(Stored data entries)
_ _ _ _
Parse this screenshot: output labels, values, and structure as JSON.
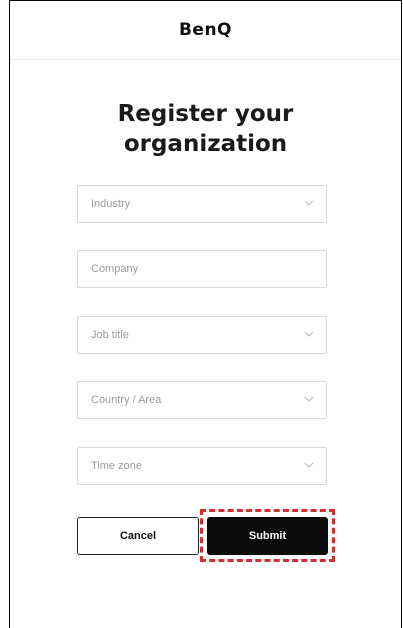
{
  "header": {
    "logo": "BenQ"
  },
  "page": {
    "title_line1": "Register your",
    "title_line2": "organization"
  },
  "form": {
    "industry_placeholder": "Industry",
    "company_placeholder": "Company",
    "job_title_placeholder": "Job title",
    "country_placeholder": "Country / Area",
    "timezone_placeholder": "Time zone"
  },
  "actions": {
    "cancel_label": "Cancel",
    "submit_label": "Submit"
  },
  "icons": {
    "dropdown": "chevron-down-icon"
  },
  "colors": {
    "primary_button": "#0a0a0a",
    "highlight": "#d32f2f",
    "field_border": "#d9d9d9",
    "placeholder_text": "#9a9a9a"
  }
}
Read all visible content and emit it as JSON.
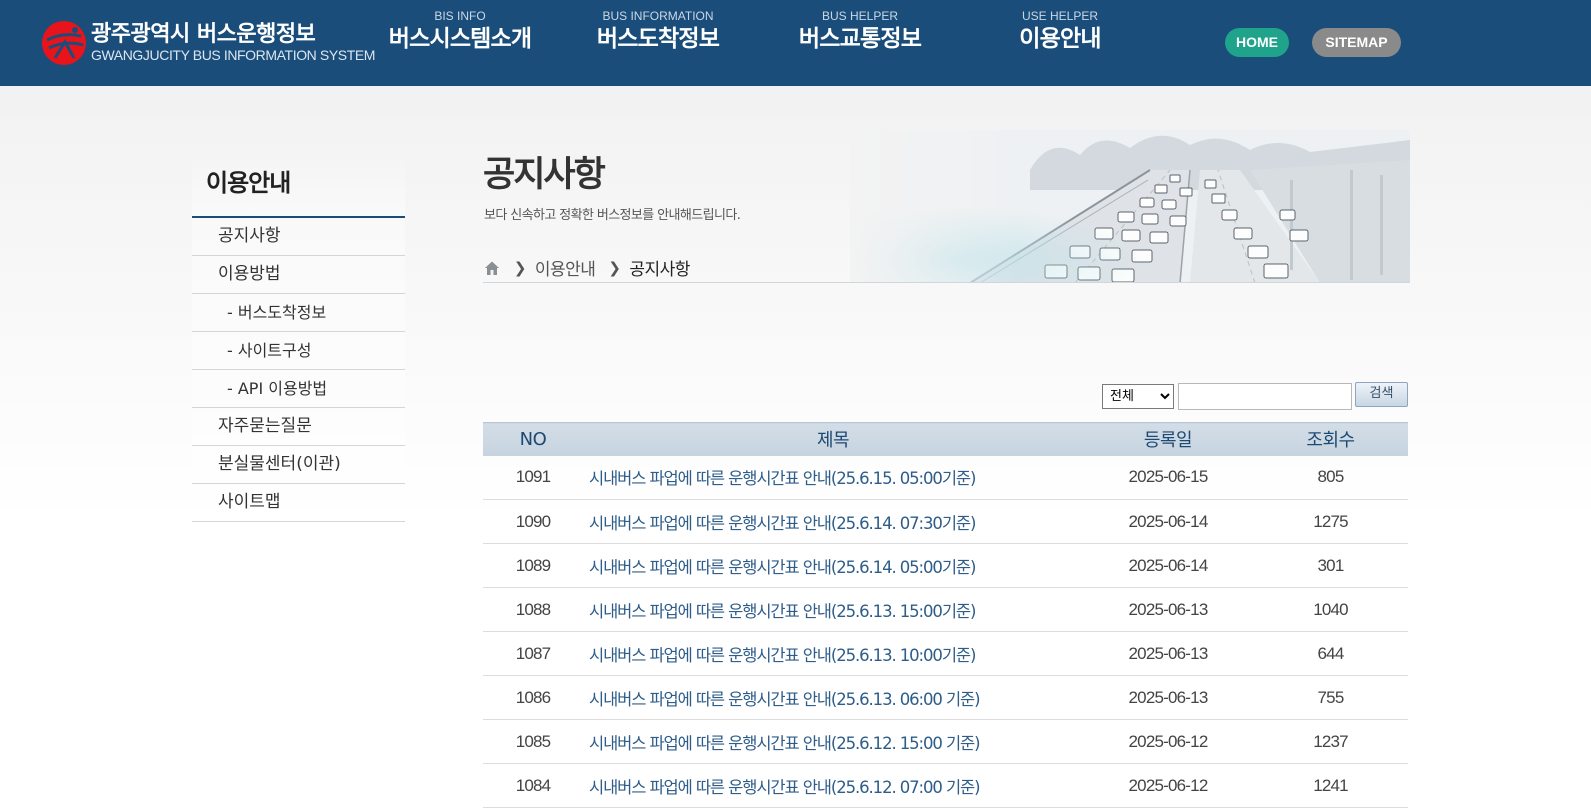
{
  "header": {
    "logo": {
      "title_kr": "광주광역시 버스운행정보",
      "title_en": "GWANGJUCITY BUS INFORMATION SYSTEM"
    },
    "nav": [
      {
        "sub": "BIS INFO",
        "label": "버스시스템소개"
      },
      {
        "sub": "BUS INFORMATION",
        "label": "버스도착정보"
      },
      {
        "sub": "BUS HELPER",
        "label": "버스교통정보"
      },
      {
        "sub": "USE HELPER",
        "label": "이용안내"
      }
    ],
    "home_label": "HOME",
    "sitemap_label": "SITEMAP",
    "colors": {
      "bar": "#1a4d7a",
      "home": "#1fa48b",
      "sitemap": "#8a8a8a",
      "logo_mark": "#e8141c"
    }
  },
  "sidebar": {
    "title": "이용안내",
    "items": [
      {
        "label": "공지사항"
      },
      {
        "label": "이용방법"
      },
      {
        "label": "- 버스도착정보"
      },
      {
        "label": "- 사이트구성"
      },
      {
        "label": "- API 이용방법"
      },
      {
        "label": "자주묻는질문"
      },
      {
        "label": "분실물센터(이관)"
      },
      {
        "label": "사이트맵"
      }
    ]
  },
  "visual": {
    "title": "공지사항",
    "description": "보다 신속하고 정확한  버스정보를 안내해드립니다.",
    "breadcrumb": {
      "home_icon": "home-icon",
      "parent": "이용안내",
      "current": "공지사항"
    }
  },
  "search": {
    "select_value": "전체",
    "input_value": "",
    "button_label": "검색"
  },
  "board": {
    "columns": [
      "NO",
      "제목",
      "등록일",
      "조회수"
    ],
    "rows": [
      {
        "no": "1091",
        "title": "시내버스 파업에 따른 운행시간표 안내(25.6.15. 05:00기준)",
        "date": "2025-06-15",
        "views": "805"
      },
      {
        "no": "1090",
        "title": "시내버스 파업에 따른 운행시간표 안내(25.6.14. 07:30기준)",
        "date": "2025-06-14",
        "views": "1275"
      },
      {
        "no": "1089",
        "title": "시내버스 파업에 따른 운행시간표 안내(25.6.14. 05:00기준)",
        "date": "2025-06-14",
        "views": "301"
      },
      {
        "no": "1088",
        "title": "시내버스 파업에 따른 운행시간표 안내(25.6.13.  15:00기준)",
        "date": "2025-06-13",
        "views": "1040"
      },
      {
        "no": "1087",
        "title": "시내버스 파업에 따른 운행시간표 안내(25.6.13.  10:00기준)",
        "date": "2025-06-13",
        "views": "644"
      },
      {
        "no": "1086",
        "title": "시내버스 파업에 따른 운행시간표 안내(25.6.13. 06:00 기준)",
        "date": "2025-06-13",
        "views": "755"
      },
      {
        "no": "1085",
        "title": "시내버스 파업에 따른 운행시간표 안내(25.6.12.  15:00 기준)",
        "date": "2025-06-12",
        "views": "1237"
      },
      {
        "no": "1084",
        "title": "시내버스 파업에 따른 운행시간표 안내(25.6.12.  07:00 기준)",
        "date": "2025-06-12",
        "views": "1241"
      }
    ]
  }
}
_ _ _ _
→ Work required
Excluding the pictures, reproduce every entry exactly as given.

→ Output of the task
Parse this screenshot: output labels, values, and structure as JSON.
{
  "header": {
    "logo": "BenQ"
  },
  "page": {
    "title_line1": "Register your",
    "title_line2": "organization"
  },
  "form": {
    "industry_placeholder": "Industry",
    "company_placeholder": "Company",
    "job_title_placeholder": "Job title",
    "country_placeholder": "Country / Area",
    "timezone_placeholder": "Time zone"
  },
  "actions": {
    "cancel_label": "Cancel",
    "submit_label": "Submit"
  },
  "icons": {
    "dropdown": "chevron-down-icon"
  },
  "colors": {
    "primary_button": "#0a0a0a",
    "highlight": "#d32f2f",
    "field_border": "#d9d9d9",
    "placeholder_text": "#9a9a9a"
  }
}
Read all visible content and emit it as JSON.
{
  "header": {
    "logo": {
      "title_kr": "광주광역시 버스운행정보",
      "title_en": "GWANGJUCITY BUS INFORMATION SYSTEM"
    },
    "nav": [
      {
        "sub": "BIS INFO",
        "label": "버스시스템소개"
      },
      {
        "sub": "BUS INFORMATION",
        "label": "버스도착정보"
      },
      {
        "sub": "BUS HELPER",
        "label": "버스교통정보"
      },
      {
        "sub": "USE HELPER",
        "label": "이용안내"
      }
    ],
    "home_label": "HOME",
    "sitemap_label": "SITEMAP",
    "colors": {
      "bar": "#1a4d7a",
      "home": "#1fa48b",
      "sitemap": "#8a8a8a",
      "logo_mark": "#e8141c"
    }
  },
  "sidebar": {
    "title": "이용안내",
    "items": [
      {
        "label": "공지사항"
      },
      {
        "label": "이용방법"
      },
      {
        "label": "- 버스도착정보"
      },
      {
        "label": "- 사이트구성"
      },
      {
        "label": "- API 이용방법"
      },
      {
        "label": "자주묻는질문"
      },
      {
        "label": "분실물센터(이관)"
      },
      {
        "label": "사이트맵"
      }
    ]
  },
  "visual": {
    "title": "공지사항",
    "description": "보다 신속하고 정확한  버스정보를 안내해드립니다.",
    "breadcrumb": {
      "home_icon": "home-icon",
      "parent": "이용안내",
      "current": "공지사항"
    }
  },
  "search": {
    "select_value": "전체",
    "input_value": "",
    "button_label": "검색"
  },
  "board": {
    "columns": [
      "NO",
      "제목",
      "등록일",
      "조회수"
    ],
    "rows": [
      {
        "no": "1091",
        "title": "시내버스 파업에 따른 운행시간표 안내(25.6.15. 05:00기준)",
        "date": "2025-06-15",
        "views": "805"
      },
      {
        "no": "1090",
        "title": "시내버스 파업에 따른 운행시간표 안내(25.6.14. 07:30기준)",
        "date": "2025-06-14",
        "views": "1275"
      },
      {
        "no": "1089",
        "title": "시내버스 파업에 따른 운행시간표 안내(25.6.14. 05:00기준)",
        "date": "2025-06-14",
        "views": "301"
      },
      {
        "no": "1088",
        "title": "시내버스 파업에 따른 운행시간표 안내(25.6.13.  15:00기준)",
        "date": "2025-06-13",
        "views": "1040"
      },
      {
        "no": "1087",
        "title": "시내버스 파업에 따른 운행시간표 안내(25.6.13.  10:00기준)",
        "date": "2025-06-13",
        "views": "644"
      },
      {
        "no": "1086",
        "title": "시내버스 파업에 따른 운행시간표 안내(25.6.13. 06:00 기준)",
        "date": "2025-06-13",
        "views": "755"
      },
      {
        "no": "1085",
        "title": "시내버스 파업에 따른 운행시간표 안내(25.6.12.  15:00 기준)",
        "date": "2025-06-12",
        "views": "1237"
      },
      {
        "no": "1084",
        "title": "시내버스 파업에 따른 운행시간표 안내(25.6.12.  07:00 기준)",
        "date": "2025-06-12",
        "views": "1241"
      }
    ]
  }
}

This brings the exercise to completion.